WHAT THE EXERCISE ASKS: Write out the records that appear below, verbatim and complete, but without pictures.

Records from a data collection:
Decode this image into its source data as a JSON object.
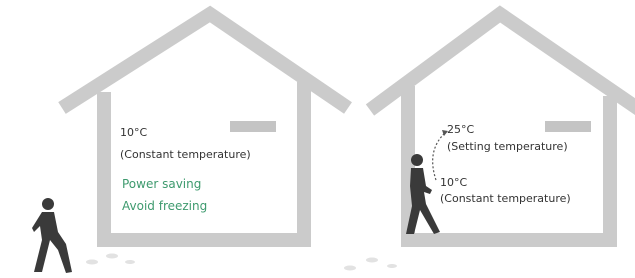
{
  "left_house": {
    "temperature": "10°C",
    "mode": "(Constant temperature)",
    "benefits": [
      "Power saving",
      "Avoid freezing"
    ]
  },
  "right_house": {
    "setting_temperature": "25°C",
    "setting_mode": "(Setting temperature)",
    "temperature": "10°C",
    "mode": "(Constant temperature)"
  }
}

TASK RESPONSE:
Decode this image into its source data as a JSON object.
{
  "left_house": {
    "temperature": "10°C",
    "mode": "(Constant temperature)",
    "benefits": [
      "Power saving",
      "Avoid freezing"
    ]
  },
  "right_house": {
    "setting_temperature": "25°C",
    "setting_mode": "(Setting temperature)",
    "temperature": "10°C",
    "mode": "(Constant temperature)"
  }
}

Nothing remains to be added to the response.